PROBLEM DETAILS | Only a number is wanted. Count the lines holding the string "不正确的一项是".

DATASET RECORDS |
%%

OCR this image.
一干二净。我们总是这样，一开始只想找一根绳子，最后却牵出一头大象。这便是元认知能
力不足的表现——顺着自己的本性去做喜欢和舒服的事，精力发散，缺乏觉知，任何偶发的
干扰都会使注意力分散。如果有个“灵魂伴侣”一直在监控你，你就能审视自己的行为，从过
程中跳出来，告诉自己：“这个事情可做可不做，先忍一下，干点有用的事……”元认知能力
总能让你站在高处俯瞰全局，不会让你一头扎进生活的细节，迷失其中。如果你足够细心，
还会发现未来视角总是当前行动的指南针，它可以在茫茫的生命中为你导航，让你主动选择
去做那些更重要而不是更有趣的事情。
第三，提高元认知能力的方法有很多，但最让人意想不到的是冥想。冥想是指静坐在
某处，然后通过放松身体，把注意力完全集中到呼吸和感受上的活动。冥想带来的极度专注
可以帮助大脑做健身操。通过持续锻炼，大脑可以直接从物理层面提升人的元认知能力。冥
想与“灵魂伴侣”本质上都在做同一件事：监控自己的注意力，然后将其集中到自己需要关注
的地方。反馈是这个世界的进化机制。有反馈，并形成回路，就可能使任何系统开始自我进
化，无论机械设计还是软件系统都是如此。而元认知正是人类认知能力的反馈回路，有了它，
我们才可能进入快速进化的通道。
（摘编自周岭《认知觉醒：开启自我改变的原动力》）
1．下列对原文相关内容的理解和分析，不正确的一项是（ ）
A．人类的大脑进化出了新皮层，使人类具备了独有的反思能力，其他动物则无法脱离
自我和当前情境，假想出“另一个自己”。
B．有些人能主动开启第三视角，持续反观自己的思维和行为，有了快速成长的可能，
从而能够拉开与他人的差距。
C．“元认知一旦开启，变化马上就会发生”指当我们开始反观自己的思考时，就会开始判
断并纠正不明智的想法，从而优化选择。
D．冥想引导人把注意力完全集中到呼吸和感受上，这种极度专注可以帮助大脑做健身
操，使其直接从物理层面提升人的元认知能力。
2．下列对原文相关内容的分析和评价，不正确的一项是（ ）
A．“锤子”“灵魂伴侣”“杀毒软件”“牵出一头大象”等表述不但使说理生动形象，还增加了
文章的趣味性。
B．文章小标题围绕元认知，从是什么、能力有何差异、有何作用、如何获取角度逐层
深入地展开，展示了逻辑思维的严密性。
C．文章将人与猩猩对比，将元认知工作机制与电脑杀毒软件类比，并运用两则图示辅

%%

WORKED SOLUTION | 2